* START Provided data *

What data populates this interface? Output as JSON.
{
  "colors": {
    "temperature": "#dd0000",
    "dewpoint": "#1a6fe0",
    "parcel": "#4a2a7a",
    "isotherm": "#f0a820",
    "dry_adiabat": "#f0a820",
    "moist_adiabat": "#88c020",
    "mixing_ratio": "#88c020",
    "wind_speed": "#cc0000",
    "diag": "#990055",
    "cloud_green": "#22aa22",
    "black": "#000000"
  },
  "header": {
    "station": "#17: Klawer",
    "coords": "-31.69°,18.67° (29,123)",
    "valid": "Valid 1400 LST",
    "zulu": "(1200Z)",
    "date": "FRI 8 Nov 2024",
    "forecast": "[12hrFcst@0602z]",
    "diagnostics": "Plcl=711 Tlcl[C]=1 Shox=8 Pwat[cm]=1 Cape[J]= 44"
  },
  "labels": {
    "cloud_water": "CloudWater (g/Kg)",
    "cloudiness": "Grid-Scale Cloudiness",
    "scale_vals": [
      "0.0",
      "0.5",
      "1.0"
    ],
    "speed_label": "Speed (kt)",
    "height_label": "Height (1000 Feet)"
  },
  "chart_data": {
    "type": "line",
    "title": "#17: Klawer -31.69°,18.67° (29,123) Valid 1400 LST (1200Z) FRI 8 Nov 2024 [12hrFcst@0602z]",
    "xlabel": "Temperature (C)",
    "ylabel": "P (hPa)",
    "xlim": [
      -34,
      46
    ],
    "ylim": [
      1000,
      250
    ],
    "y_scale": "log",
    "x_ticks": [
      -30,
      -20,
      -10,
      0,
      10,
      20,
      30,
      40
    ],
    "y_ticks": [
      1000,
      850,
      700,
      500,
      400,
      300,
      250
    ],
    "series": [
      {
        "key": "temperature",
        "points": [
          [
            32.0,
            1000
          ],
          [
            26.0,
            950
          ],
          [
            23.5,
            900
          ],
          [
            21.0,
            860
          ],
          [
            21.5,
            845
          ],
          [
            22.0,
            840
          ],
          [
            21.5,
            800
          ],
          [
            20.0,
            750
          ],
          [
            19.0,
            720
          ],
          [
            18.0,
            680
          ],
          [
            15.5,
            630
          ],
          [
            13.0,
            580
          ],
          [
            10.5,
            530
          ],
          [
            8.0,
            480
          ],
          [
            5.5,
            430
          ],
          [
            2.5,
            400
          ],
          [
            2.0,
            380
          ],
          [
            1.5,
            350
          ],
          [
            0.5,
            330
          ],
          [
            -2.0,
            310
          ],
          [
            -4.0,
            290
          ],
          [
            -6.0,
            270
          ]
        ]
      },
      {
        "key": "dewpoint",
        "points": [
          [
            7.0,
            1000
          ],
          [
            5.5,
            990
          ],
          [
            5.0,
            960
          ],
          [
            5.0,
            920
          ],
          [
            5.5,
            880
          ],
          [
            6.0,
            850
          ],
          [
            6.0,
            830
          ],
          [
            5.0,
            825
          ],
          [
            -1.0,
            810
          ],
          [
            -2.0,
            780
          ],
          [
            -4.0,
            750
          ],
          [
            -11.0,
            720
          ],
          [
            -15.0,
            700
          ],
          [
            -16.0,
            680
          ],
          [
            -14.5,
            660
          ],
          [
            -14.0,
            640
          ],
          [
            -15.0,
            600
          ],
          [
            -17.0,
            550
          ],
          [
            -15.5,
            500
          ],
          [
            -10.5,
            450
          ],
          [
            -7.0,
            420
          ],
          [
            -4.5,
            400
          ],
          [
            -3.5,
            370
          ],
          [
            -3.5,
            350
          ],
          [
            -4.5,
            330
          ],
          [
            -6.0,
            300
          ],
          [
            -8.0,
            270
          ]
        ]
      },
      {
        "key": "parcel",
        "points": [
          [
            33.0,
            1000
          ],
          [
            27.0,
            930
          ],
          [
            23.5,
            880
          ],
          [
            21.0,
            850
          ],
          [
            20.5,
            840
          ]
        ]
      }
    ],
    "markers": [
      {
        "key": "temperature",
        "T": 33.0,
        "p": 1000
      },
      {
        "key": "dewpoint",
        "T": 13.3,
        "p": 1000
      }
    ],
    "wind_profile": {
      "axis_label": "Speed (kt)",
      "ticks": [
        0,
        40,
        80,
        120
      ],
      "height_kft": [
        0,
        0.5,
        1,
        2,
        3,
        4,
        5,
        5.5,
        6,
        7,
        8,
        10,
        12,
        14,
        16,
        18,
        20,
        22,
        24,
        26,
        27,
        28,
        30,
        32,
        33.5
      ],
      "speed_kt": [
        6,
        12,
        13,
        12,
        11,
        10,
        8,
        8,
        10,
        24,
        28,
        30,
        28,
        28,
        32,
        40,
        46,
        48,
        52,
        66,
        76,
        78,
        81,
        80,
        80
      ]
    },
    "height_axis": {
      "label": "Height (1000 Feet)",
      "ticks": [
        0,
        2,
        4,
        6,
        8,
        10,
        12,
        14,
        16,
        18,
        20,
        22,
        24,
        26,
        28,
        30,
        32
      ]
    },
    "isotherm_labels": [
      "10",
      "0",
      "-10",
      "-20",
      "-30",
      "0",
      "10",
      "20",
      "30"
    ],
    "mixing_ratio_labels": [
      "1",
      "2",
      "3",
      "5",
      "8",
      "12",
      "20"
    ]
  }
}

* END Provided data *

- _Task to carry out_
Write an exact transcription of every entry above.

- _Complete output_
What data populates this interface? Output as JSON.
{
  "colors": {
    "temperature": "#dd0000",
    "dewpoint": "#1a6fe0",
    "parcel": "#4a2a7a",
    "isotherm": "#f0a820",
    "dry_adiabat": "#f0a820",
    "moist_adiabat": "#88c020",
    "mixing_ratio": "#88c020",
    "wind_speed": "#cc0000",
    "diag": "#990055",
    "cloud_green": "#22aa22",
    "black": "#000000"
  },
  "header": {
    "station": "#17: Klawer",
    "coords": "-31.69°,18.67° (29,123)",
    "valid": "Valid 1400 LST",
    "zulu": "(1200Z)",
    "date": "FRI 8 Nov 2024",
    "forecast": "[12hrFcst@0602z]",
    "diagnostics": "Plcl=711 Tlcl[C]=1 Shox=8 Pwat[cm]=1 Cape[J]= 44"
  },
  "labels": {
    "cloud_water": "CloudWater (g/Kg)",
    "cloudiness": "Grid-Scale Cloudiness",
    "scale_vals": [
      "0.0",
      "0.5",
      "1.0"
    ],
    "speed_label": "Speed (kt)",
    "height_label": "Height (1000 Feet)"
  },
  "chart_data": {
    "type": "line",
    "title": "#17: Klawer -31.69°,18.67° (29,123) Valid 1400 LST (1200Z) FRI 8 Nov 2024 [12hrFcst@0602z]",
    "xlabel": "Temperature (C)",
    "ylabel": "P (hPa)",
    "xlim": [
      -34,
      46
    ],
    "ylim": [
      1000,
      250
    ],
    "y_scale": "log",
    "x_ticks": [
      -30,
      -20,
      -10,
      0,
      10,
      20,
      30,
      40
    ],
    "y_ticks": [
      1000,
      850,
      700,
      500,
      400,
      300,
      250
    ],
    "series": [
      {
        "key": "temperature",
        "points": [
          [
            32.0,
            1000
          ],
          [
            26.0,
            950
          ],
          [
            23.5,
            900
          ],
          [
            21.0,
            860
          ],
          [
            21.5,
            845
          ],
          [
            22.0,
            840
          ],
          [
            21.5,
            800
          ],
          [
            20.0,
            750
          ],
          [
            19.0,
            720
          ],
          [
            18.0,
            680
          ],
          [
            15.5,
            630
          ],
          [
            13.0,
            580
          ],
          [
            10.5,
            530
          ],
          [
            8.0,
            480
          ],
          [
            5.5,
            430
          ],
          [
            2.5,
            400
          ],
          [
            2.0,
            380
          ],
          [
            1.5,
            350
          ],
          [
            0.5,
            330
          ],
          [
            -2.0,
            310
          ],
          [
            -4.0,
            290
          ],
          [
            -6.0,
            270
          ]
        ]
      },
      {
        "key": "dewpoint",
        "points": [
          [
            7.0,
            1000
          ],
          [
            5.5,
            990
          ],
          [
            5.0,
            960
          ],
          [
            5.0,
            920
          ],
          [
            5.5,
            880
          ],
          [
            6.0,
            850
          ],
          [
            6.0,
            830
          ],
          [
            5.0,
            825
          ],
          [
            -1.0,
            810
          ],
          [
            -2.0,
            780
          ],
          [
            -4.0,
            750
          ],
          [
            -11.0,
            720
          ],
          [
            -15.0,
            700
          ],
          [
            -16.0,
            680
          ],
          [
            -14.5,
            660
          ],
          [
            -14.0,
            640
          ],
          [
            -15.0,
            600
          ],
          [
            -17.0,
            550
          ],
          [
            -15.5,
            500
          ],
          [
            -10.5,
            450
          ],
          [
            -7.0,
            420
          ],
          [
            -4.5,
            400
          ],
          [
            -3.5,
            370
          ],
          [
            -3.5,
            350
          ],
          [
            -4.5,
            330
          ],
          [
            -6.0,
            300
          ],
          [
            -8.0,
            270
          ]
        ]
      },
      {
        "key": "parcel",
        "points": [
          [
            33.0,
            1000
          ],
          [
            27.0,
            930
          ],
          [
            23.5,
            880
          ],
          [
            21.0,
            850
          ],
          [
            20.5,
            840
          ]
        ]
      }
    ],
    "markers": [
      {
        "key": "temperature",
        "T": 33.0,
        "p": 1000
      },
      {
        "key": "dewpoint",
        "T": 13.3,
        "p": 1000
      }
    ],
    "wind_profile": {
      "axis_label": "Speed (kt)",
      "ticks": [
        0,
        40,
        80,
        120
      ],
      "height_kft": [
        0,
        0.5,
        1,
        2,
        3,
        4,
        5,
        5.5,
        6,
        7,
        8,
        10,
        12,
        14,
        16,
        18,
        20,
        22,
        24,
        26,
        27,
        28,
        30,
        32,
        33.5
      ],
      "speed_kt": [
        6,
        12,
        13,
        12,
        11,
        10,
        8,
        8,
        10,
        24,
        28,
        30,
        28,
        28,
        32,
        40,
        46,
        48,
        52,
        66,
        76,
        78,
        81,
        80,
        80
      ]
    },
    "height_axis": {
      "label": "Height (1000 Feet)",
      "ticks": [
        0,
        2,
        4,
        6,
        8,
        10,
        12,
        14,
        16,
        18,
        20,
        22,
        24,
        26,
        28,
        30,
        32
      ]
    },
    "isotherm_labels": [
      "10",
      "0",
      "-10",
      "-20",
      "-30",
      "0",
      "10",
      "20",
      "30"
    ],
    "mixing_ratio_labels": [
      "1",
      "2",
      "3",
      "5",
      "8",
      "12",
      "20"
    ]
  }
}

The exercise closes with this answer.